What you have to do: Reproduce verbatim the part of the rows below that opens with the line containing "heatmap-cell: 2,66% bbox=[222, 388, 338, 443]" and closes with the line containing "heatmap-cell: 0,44% bbox=[563, 280, 690, 335]", including both of those lines.

Working data:
══════════════════════════════

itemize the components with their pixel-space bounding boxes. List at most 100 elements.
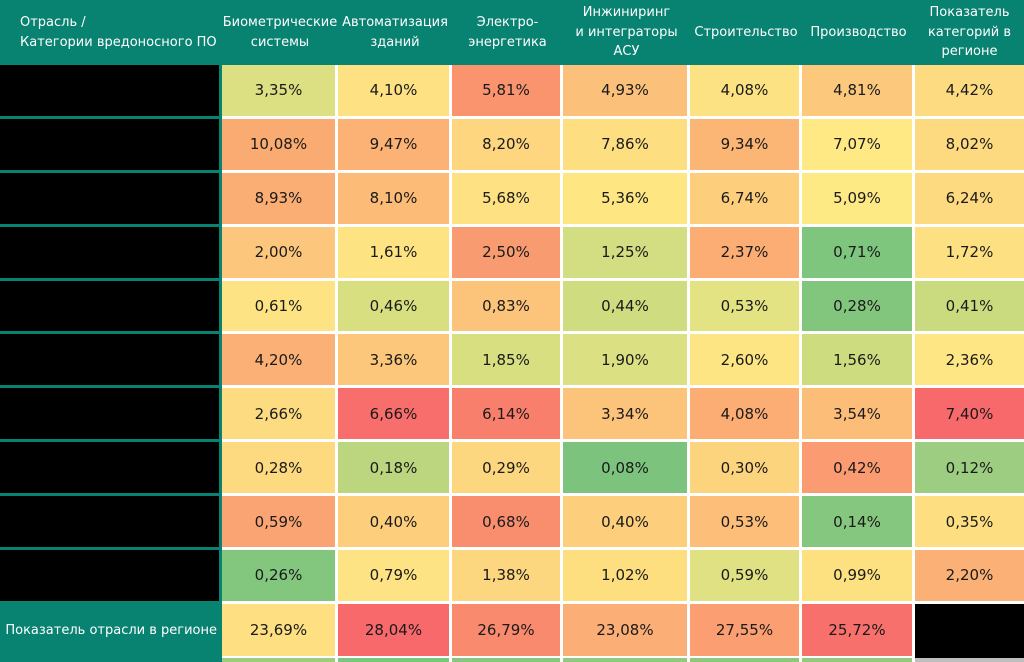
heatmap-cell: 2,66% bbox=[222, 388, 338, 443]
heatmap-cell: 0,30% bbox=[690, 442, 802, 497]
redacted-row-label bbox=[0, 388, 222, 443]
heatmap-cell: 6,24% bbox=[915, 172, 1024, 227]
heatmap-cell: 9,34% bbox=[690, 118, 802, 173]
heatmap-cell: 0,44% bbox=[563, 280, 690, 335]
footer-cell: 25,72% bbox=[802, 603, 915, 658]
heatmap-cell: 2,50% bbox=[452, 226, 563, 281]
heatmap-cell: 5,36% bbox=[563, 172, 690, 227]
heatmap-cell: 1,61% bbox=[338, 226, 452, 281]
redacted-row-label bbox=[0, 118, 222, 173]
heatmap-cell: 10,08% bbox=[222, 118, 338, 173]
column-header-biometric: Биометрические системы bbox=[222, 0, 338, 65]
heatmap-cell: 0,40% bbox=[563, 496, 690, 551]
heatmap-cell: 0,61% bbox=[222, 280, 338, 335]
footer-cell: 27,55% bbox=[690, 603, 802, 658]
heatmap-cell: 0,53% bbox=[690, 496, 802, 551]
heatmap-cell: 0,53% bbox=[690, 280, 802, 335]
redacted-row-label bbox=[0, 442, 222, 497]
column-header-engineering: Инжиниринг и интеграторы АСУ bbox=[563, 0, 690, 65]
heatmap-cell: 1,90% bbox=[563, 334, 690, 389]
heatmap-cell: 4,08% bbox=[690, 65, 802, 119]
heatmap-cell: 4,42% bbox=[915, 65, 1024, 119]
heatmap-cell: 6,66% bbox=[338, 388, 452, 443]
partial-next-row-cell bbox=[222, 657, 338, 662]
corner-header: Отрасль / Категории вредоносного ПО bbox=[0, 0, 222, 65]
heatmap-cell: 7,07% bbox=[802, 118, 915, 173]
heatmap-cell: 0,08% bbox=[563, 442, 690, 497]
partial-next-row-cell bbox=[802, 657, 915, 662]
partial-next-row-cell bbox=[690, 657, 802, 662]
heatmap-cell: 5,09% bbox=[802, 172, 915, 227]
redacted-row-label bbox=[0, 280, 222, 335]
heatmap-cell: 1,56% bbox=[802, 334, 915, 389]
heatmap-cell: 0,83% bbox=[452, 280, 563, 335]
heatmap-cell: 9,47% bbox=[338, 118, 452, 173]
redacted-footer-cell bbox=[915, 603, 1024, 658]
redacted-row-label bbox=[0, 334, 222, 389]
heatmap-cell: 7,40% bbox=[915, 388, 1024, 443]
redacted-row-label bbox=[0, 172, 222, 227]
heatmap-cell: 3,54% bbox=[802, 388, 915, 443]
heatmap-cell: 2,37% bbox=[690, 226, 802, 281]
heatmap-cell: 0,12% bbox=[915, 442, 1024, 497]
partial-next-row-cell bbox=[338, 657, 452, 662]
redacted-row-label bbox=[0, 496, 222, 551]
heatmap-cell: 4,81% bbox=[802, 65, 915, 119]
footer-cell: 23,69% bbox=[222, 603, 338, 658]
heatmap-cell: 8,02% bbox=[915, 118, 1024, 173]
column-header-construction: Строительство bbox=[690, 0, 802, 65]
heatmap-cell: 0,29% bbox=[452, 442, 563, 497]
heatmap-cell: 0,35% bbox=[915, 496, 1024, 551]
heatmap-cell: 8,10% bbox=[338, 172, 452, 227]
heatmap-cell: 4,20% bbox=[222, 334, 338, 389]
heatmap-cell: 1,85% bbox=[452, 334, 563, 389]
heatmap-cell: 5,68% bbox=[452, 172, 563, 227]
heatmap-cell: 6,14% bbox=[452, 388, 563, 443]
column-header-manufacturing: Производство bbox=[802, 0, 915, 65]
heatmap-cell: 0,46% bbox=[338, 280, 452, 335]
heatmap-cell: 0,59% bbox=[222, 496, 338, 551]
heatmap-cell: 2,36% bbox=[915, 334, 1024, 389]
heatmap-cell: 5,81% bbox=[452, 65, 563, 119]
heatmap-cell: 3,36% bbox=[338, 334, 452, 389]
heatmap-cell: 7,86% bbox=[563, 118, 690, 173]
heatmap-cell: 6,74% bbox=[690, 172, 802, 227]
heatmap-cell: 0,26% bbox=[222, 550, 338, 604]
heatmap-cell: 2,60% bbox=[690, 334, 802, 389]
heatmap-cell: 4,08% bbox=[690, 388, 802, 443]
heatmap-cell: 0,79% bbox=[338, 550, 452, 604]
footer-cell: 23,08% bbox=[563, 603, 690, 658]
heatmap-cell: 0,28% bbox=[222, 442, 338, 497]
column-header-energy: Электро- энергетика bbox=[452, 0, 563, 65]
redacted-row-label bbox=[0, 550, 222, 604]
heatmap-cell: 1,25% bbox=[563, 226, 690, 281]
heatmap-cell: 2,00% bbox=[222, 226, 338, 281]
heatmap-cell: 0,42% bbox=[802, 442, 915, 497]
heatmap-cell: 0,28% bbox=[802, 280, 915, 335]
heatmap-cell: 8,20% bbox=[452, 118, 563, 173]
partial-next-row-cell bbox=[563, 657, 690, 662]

══════════════════════════════

Complete output:
heatmap-cell: 2,66% bbox=[222, 388, 338, 443]
heatmap-cell: 0,30% bbox=[690, 442, 802, 497]
redacted-row-label bbox=[0, 388, 222, 443]
heatmap-cell: 6,24% bbox=[915, 172, 1024, 227]
heatmap-cell: 9,34% bbox=[690, 118, 802, 173]
heatmap-cell: 0,44% bbox=[563, 280, 690, 335]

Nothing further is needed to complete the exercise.